• _Direction_
Go through the material below and report how many lines contain "content". Give only the number.
━━ Given records
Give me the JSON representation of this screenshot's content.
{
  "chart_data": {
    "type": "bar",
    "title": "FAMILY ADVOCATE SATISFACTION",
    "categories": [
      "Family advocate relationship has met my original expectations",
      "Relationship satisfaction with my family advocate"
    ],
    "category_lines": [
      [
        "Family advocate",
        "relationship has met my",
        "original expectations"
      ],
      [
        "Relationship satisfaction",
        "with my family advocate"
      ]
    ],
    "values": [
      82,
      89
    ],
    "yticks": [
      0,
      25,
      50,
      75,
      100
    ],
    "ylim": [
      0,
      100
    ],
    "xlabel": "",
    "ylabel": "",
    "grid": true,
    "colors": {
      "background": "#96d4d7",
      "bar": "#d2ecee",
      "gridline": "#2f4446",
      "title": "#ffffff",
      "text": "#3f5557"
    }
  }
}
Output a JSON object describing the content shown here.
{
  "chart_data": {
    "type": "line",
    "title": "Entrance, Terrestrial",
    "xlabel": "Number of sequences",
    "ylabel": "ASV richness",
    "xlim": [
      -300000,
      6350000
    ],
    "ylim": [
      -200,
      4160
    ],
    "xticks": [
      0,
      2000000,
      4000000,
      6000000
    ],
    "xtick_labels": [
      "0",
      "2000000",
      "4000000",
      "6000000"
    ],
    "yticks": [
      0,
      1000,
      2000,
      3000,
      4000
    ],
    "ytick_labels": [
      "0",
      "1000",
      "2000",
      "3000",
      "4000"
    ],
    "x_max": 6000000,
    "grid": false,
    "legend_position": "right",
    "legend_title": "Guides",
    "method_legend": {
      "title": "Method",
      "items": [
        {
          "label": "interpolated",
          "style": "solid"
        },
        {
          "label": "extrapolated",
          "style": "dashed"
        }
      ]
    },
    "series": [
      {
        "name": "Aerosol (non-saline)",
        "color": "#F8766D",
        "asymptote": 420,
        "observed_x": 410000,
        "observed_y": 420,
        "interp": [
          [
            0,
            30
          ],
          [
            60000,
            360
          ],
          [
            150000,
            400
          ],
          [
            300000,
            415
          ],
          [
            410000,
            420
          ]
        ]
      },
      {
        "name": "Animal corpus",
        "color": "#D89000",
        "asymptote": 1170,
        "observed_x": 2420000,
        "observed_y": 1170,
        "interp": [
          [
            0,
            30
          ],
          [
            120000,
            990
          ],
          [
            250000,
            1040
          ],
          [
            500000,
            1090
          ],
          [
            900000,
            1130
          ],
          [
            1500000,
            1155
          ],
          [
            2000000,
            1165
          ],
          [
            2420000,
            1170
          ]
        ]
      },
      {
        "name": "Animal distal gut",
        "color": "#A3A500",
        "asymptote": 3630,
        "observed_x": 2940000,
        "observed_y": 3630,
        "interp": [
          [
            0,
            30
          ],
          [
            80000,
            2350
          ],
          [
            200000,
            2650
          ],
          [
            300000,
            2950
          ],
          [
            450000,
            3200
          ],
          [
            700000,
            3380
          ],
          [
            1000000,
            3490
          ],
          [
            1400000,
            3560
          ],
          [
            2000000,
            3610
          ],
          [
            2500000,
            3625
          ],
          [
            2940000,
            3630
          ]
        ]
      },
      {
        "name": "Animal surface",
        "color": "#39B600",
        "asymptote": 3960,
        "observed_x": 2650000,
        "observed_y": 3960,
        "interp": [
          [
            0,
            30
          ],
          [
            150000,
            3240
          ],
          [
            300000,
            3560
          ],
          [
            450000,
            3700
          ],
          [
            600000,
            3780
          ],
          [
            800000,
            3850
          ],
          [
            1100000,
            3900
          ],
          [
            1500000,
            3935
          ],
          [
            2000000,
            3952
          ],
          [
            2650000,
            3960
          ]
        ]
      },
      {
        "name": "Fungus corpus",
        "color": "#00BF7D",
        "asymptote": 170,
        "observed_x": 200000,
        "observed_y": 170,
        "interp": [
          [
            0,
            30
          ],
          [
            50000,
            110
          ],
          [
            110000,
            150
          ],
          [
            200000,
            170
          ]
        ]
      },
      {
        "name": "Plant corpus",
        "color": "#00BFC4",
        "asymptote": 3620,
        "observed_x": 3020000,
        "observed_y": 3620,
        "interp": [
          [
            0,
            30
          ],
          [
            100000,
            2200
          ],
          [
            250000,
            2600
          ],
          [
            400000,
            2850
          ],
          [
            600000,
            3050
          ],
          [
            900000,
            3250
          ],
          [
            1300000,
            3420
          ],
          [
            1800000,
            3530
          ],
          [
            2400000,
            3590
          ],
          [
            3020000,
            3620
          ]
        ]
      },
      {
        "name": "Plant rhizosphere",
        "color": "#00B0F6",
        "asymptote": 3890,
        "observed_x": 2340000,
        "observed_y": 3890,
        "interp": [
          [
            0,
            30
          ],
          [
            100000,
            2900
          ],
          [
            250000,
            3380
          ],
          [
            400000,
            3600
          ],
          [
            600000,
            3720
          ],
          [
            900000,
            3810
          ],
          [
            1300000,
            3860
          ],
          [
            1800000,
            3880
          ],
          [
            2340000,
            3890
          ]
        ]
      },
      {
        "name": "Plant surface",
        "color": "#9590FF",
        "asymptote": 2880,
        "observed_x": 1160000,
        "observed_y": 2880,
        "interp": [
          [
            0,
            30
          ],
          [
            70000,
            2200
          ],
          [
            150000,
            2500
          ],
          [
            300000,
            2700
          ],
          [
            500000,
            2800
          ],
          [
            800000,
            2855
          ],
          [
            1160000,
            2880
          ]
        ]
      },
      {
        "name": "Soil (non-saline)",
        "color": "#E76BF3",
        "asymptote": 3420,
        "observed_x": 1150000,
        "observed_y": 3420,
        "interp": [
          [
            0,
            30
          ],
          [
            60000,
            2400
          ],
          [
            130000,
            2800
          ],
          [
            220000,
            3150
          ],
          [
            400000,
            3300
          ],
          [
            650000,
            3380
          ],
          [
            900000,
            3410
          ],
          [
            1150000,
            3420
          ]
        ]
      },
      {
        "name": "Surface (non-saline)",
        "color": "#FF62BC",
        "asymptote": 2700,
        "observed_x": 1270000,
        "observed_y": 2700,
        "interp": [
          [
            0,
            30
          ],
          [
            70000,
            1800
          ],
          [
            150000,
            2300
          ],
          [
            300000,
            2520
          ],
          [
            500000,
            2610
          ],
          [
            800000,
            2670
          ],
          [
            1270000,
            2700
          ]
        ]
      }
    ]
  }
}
━━━━
• _Response to the exercise_
2